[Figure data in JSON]
----------
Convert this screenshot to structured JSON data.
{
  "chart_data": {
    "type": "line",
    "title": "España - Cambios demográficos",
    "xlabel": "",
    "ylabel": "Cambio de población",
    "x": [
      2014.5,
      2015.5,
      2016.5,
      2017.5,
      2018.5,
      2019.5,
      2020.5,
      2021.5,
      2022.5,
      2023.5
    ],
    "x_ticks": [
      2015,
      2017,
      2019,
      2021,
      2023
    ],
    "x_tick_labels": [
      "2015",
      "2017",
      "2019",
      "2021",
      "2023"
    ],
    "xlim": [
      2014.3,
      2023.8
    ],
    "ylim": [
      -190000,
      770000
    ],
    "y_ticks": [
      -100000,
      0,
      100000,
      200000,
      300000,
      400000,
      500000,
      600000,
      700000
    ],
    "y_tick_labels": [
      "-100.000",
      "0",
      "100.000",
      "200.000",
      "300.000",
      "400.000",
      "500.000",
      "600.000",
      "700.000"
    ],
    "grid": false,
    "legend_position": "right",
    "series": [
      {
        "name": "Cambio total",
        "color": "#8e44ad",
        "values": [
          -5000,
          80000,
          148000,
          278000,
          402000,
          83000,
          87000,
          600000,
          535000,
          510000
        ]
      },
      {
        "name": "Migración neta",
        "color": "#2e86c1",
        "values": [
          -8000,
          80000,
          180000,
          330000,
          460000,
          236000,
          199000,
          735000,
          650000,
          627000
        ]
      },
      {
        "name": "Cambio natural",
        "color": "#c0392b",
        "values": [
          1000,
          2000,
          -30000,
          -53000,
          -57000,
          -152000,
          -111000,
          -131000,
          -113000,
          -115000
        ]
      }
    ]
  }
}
----------
Problem statement: Each line above is to be repeated exactly.

Task response:
Convert this screenshot to structured JSON data.
{
  "chart_data": {
    "type": "line",
    "title": "España - Cambios demográficos",
    "xlabel": "",
    "ylabel": "Cambio de población",
    "x": [
      2014.5,
      2015.5,
      2016.5,
      2017.5,
      2018.5,
      2019.5,
      2020.5,
      2021.5,
      2022.5,
      2023.5
    ],
    "x_ticks": [
      2015,
      2017,
      2019,
      2021,
      2023
    ],
    "x_tick_labels": [
      "2015",
      "2017",
      "2019",
      "2021",
      "2023"
    ],
    "xlim": [
      2014.3,
      2023.8
    ],
    "ylim": [
      -190000,
      770000
    ],
    "y_ticks": [
      -100000,
      0,
      100000,
      200000,
      300000,
      400000,
      500000,
      600000,
      700000
    ],
    "y_tick_labels": [
      "-100.000",
      "0",
      "100.000",
      "200.000",
      "300.000",
      "400.000",
      "500.000",
      "600.000",
      "700.000"
    ],
    "grid": false,
    "legend_position": "right",
    "series": [
      {
        "name": "Cambio total",
        "color": "#8e44ad",
        "values": [
          -5000,
          80000,
          148000,
          278000,
          402000,
          83000,
          87000,
          600000,
          535000,
          510000
        ]
      },
      {
        "name": "Migración neta",
        "color": "#2e86c1",
        "values": [
          -8000,
          80000,
          180000,
          330000,
          460000,
          236000,
          199000,
          735000,
          650000,
          627000
        ]
      },
      {
        "name": "Cambio natural",
        "color": "#c0392b",
        "values": [
          1000,
          2000,
          -30000,
          -53000,
          -57000,
          -152000,
          -111000,
          -131000,
          -113000,
          -115000
        ]
      }
    ]
  }
}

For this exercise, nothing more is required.